> [What you have to do] Look for the word "right" in the data below, and copy every line that holds it.

Extracted records
────

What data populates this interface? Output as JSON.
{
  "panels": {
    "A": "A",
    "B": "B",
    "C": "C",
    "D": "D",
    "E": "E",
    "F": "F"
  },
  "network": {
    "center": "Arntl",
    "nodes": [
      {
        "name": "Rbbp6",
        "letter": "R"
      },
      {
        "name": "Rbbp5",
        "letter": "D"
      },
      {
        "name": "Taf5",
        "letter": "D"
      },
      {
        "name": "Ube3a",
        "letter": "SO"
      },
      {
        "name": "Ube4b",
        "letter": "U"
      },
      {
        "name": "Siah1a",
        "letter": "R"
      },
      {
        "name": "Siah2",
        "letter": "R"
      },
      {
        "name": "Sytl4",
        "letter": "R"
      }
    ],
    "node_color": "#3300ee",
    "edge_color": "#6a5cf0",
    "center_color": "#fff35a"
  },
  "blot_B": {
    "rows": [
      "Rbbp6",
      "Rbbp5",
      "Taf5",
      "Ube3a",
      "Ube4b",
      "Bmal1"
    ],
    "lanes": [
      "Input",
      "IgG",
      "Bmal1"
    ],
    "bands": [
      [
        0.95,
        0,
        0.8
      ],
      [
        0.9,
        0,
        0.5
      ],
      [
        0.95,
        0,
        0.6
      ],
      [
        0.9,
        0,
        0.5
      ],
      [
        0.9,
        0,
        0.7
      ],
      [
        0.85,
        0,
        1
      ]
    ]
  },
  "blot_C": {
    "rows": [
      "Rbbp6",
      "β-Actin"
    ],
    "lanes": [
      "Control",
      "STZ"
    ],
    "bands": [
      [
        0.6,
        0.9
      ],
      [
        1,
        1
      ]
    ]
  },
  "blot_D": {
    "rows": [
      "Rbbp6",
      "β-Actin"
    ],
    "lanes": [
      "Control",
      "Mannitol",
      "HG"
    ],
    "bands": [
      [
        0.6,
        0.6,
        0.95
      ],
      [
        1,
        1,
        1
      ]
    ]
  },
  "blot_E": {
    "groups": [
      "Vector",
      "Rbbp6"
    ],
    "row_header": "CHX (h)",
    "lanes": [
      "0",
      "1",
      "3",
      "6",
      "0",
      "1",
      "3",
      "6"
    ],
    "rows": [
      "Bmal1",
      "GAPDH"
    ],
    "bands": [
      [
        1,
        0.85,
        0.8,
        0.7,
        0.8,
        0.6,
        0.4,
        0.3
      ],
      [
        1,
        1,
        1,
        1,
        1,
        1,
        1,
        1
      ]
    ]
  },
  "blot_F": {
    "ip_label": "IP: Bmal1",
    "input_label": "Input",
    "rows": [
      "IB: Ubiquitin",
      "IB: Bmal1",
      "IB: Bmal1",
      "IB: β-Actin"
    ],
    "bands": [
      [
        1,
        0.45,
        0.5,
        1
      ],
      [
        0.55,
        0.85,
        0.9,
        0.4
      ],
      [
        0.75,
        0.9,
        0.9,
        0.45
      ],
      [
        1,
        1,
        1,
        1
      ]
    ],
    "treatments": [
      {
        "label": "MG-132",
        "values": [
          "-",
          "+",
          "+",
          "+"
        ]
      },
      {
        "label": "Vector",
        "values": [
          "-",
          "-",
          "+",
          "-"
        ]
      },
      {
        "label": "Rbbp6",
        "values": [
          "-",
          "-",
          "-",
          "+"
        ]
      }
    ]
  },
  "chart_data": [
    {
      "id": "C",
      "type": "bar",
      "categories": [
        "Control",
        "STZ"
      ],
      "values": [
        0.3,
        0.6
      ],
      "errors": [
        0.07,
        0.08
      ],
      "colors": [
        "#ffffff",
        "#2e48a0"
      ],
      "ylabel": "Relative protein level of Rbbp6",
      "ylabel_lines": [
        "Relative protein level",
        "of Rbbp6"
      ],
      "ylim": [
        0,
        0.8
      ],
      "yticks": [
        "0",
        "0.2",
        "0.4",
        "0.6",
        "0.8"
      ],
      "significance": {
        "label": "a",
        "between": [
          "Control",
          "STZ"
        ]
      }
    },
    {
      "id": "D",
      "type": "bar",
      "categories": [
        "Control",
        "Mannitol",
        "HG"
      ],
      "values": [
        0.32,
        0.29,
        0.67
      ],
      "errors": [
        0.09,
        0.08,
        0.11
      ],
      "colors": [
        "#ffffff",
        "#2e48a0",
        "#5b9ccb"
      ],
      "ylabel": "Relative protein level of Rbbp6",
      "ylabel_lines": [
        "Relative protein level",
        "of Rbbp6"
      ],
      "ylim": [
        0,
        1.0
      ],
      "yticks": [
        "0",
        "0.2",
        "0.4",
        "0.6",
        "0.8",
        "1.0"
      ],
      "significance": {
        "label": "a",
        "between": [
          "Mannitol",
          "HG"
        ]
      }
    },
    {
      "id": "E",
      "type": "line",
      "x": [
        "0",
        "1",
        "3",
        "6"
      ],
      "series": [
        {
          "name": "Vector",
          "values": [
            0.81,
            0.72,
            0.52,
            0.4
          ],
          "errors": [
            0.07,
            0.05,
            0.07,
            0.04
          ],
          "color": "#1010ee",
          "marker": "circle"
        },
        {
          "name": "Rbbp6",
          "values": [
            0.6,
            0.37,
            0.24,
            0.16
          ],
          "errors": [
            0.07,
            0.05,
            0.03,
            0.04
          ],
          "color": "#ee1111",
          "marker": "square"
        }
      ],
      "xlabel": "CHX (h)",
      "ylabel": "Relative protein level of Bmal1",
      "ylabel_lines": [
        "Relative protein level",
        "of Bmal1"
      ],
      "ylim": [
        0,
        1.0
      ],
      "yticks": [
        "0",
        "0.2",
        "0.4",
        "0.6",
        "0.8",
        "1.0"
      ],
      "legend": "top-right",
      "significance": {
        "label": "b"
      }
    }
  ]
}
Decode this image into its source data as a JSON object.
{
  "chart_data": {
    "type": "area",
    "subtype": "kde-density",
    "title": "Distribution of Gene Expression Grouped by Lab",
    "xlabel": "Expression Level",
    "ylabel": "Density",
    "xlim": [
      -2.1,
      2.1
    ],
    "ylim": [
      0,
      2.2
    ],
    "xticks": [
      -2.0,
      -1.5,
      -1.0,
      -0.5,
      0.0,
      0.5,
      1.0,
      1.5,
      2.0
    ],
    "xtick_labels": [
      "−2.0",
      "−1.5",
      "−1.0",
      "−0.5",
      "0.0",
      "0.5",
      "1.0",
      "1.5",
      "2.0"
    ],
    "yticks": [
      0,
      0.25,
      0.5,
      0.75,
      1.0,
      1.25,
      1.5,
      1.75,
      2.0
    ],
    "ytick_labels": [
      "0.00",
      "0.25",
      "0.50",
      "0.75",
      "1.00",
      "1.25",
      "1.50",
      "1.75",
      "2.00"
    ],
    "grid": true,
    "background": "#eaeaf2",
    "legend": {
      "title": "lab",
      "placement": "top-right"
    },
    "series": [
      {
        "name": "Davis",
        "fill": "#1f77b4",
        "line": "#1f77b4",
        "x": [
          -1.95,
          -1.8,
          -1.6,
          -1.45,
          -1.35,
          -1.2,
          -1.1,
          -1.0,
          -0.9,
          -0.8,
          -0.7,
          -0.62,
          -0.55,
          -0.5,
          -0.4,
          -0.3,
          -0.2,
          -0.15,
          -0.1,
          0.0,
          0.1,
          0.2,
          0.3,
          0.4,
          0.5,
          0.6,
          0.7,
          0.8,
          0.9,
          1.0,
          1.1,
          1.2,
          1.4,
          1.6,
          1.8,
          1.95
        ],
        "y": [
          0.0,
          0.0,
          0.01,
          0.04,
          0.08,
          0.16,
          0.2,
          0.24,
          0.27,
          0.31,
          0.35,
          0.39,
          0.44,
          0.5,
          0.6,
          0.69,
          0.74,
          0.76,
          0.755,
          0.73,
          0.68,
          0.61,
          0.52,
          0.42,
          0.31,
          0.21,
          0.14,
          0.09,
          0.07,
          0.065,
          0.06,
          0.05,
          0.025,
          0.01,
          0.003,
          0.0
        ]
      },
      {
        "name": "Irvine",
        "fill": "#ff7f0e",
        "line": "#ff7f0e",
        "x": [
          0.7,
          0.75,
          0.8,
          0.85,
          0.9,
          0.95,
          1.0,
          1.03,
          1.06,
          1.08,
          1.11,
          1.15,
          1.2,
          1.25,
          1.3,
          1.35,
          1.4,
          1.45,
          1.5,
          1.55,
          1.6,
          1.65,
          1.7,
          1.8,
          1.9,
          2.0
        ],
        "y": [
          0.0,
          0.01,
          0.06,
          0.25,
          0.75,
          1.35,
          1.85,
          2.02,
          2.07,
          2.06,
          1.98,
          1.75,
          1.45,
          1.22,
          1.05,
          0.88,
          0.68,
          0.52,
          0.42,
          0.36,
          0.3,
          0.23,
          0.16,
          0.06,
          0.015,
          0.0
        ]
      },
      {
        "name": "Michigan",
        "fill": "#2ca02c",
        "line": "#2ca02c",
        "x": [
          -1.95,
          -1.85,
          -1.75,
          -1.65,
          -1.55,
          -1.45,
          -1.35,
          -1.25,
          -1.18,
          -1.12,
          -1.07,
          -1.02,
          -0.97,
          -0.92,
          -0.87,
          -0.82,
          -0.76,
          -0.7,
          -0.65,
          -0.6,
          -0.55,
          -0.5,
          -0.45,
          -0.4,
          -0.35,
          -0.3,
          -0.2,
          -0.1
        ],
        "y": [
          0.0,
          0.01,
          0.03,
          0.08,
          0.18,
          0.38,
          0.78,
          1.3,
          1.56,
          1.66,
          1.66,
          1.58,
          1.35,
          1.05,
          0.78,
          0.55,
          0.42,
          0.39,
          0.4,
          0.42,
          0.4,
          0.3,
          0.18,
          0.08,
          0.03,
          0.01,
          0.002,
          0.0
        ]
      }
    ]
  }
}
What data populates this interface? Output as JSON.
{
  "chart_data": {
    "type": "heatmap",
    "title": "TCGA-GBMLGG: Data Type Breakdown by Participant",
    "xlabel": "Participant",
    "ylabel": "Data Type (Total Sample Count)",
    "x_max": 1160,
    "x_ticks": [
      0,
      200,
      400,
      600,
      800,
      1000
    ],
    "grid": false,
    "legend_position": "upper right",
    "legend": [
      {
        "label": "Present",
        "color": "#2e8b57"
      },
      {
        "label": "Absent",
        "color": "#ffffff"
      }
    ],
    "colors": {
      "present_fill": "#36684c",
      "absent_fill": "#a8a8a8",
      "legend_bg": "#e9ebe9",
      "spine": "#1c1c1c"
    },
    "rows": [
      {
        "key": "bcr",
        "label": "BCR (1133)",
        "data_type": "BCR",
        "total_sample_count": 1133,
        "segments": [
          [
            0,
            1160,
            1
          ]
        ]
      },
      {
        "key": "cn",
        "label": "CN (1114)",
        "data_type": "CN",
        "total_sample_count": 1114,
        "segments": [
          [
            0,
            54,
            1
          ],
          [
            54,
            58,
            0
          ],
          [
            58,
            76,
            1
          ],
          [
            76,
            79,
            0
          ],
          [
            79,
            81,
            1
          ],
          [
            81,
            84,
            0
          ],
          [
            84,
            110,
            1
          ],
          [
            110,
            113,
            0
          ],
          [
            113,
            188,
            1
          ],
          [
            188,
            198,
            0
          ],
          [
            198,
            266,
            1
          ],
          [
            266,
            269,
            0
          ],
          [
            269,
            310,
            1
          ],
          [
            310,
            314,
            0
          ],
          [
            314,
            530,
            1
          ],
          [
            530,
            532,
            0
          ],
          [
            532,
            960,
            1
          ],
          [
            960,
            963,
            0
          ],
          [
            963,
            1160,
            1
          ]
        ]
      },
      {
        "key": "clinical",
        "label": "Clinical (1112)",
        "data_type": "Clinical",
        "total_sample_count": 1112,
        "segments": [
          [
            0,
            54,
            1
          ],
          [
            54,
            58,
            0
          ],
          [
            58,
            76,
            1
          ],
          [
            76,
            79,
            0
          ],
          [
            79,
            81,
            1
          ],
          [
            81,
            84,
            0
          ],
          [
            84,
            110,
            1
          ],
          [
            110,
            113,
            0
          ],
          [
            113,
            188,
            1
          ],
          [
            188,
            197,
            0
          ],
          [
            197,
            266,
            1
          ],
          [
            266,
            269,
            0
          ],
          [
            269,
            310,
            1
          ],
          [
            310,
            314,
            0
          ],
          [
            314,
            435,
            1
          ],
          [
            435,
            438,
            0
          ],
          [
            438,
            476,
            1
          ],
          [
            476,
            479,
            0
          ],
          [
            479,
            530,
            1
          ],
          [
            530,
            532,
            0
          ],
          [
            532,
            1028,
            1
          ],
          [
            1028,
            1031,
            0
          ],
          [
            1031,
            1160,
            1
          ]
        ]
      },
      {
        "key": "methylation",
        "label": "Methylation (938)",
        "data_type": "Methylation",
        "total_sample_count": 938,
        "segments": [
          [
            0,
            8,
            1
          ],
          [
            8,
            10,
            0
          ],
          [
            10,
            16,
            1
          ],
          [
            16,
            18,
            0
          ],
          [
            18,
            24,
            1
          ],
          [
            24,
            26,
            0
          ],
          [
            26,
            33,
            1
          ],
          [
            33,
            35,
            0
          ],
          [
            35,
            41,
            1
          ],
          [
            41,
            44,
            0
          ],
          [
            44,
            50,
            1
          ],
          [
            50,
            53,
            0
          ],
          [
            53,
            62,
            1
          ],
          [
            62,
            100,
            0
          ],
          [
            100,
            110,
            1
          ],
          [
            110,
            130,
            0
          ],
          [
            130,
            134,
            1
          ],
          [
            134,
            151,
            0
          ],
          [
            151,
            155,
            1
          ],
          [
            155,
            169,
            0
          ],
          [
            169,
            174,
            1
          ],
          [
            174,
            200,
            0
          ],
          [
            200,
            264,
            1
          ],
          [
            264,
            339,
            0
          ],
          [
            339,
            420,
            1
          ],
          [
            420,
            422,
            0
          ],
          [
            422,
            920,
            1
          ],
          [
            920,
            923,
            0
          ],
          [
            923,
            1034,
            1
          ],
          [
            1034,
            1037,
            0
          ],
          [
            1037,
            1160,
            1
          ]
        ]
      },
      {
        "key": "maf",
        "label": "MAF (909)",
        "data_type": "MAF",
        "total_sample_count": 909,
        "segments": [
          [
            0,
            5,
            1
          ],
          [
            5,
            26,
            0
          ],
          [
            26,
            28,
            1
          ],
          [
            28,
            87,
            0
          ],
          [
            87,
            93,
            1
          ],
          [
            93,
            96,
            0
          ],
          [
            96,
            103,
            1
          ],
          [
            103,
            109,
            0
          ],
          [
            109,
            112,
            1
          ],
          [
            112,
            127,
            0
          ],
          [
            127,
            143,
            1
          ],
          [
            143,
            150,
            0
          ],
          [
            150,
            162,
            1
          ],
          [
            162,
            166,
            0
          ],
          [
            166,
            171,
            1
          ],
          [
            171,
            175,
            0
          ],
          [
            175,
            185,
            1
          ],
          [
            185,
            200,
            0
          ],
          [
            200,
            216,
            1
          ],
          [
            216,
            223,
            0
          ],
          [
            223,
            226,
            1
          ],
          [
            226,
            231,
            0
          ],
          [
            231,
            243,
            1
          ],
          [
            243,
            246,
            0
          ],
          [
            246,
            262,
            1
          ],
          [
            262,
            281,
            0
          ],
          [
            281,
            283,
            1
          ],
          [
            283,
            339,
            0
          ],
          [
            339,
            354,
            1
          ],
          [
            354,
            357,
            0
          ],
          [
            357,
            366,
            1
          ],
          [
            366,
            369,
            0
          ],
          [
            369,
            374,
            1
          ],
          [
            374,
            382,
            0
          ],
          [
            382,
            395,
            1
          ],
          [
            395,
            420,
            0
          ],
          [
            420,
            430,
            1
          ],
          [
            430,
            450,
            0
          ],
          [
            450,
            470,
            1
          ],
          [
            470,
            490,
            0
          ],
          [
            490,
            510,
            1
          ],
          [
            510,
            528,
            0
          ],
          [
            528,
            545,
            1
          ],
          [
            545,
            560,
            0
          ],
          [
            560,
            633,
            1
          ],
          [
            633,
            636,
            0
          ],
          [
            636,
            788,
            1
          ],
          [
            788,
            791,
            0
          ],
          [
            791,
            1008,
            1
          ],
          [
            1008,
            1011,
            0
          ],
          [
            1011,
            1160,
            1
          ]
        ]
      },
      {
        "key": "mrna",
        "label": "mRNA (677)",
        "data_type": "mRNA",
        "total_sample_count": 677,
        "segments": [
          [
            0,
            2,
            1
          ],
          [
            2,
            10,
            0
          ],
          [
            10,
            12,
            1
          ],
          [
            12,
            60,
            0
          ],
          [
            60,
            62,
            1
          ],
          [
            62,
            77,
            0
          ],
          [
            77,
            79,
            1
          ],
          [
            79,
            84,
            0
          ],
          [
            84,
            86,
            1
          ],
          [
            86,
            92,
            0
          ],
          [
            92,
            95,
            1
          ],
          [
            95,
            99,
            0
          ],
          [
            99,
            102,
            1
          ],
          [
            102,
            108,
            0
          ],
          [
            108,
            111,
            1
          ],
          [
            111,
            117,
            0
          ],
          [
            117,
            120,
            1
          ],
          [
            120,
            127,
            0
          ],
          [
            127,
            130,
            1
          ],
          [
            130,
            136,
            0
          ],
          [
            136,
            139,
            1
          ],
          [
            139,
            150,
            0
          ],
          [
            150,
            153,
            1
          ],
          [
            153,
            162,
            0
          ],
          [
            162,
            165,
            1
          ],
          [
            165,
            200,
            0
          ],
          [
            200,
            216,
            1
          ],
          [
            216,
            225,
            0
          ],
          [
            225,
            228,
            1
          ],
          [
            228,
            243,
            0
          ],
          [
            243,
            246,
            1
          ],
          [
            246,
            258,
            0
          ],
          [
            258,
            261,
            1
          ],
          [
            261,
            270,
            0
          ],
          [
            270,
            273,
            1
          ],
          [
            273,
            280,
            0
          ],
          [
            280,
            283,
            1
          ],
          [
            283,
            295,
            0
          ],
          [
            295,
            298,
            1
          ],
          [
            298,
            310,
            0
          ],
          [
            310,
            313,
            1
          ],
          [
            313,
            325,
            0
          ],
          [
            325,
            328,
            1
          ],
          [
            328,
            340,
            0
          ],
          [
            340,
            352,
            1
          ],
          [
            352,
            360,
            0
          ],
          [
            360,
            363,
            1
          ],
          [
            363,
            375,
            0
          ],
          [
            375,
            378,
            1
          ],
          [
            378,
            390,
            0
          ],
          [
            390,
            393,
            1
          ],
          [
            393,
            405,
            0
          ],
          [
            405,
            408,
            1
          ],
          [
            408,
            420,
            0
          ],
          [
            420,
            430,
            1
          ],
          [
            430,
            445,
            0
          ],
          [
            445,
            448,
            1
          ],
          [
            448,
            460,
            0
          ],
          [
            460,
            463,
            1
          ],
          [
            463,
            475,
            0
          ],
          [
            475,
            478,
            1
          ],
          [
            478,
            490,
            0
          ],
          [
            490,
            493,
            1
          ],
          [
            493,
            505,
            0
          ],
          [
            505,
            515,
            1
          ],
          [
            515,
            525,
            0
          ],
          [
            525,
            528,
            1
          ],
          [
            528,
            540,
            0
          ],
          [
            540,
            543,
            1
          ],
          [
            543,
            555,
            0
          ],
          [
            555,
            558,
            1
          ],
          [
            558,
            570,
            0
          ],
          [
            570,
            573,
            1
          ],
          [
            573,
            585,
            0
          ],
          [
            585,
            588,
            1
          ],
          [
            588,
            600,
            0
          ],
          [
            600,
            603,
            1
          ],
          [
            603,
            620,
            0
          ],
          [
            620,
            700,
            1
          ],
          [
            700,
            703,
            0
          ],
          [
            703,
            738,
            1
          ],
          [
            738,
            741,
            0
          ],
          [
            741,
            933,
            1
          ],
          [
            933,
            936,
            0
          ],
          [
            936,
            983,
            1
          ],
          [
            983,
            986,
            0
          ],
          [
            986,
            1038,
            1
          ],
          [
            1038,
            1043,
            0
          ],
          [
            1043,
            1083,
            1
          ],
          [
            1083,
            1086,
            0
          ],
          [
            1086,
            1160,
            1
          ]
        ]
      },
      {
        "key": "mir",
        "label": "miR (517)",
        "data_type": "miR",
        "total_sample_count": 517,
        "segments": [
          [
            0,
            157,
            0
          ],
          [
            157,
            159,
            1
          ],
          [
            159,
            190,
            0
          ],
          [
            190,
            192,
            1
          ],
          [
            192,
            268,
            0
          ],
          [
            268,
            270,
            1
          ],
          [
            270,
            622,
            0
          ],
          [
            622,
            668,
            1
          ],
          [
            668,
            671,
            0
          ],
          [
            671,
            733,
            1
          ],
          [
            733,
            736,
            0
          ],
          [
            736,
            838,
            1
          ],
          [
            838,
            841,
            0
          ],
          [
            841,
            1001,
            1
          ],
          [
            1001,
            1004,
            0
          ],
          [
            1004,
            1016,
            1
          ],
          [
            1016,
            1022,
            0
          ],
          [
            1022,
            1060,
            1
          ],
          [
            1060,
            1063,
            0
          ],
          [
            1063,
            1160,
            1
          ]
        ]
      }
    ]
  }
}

────

> [Your solution]
      "legend": "top-right",
      "placement": "top-right"
    "legend_position": "upper right",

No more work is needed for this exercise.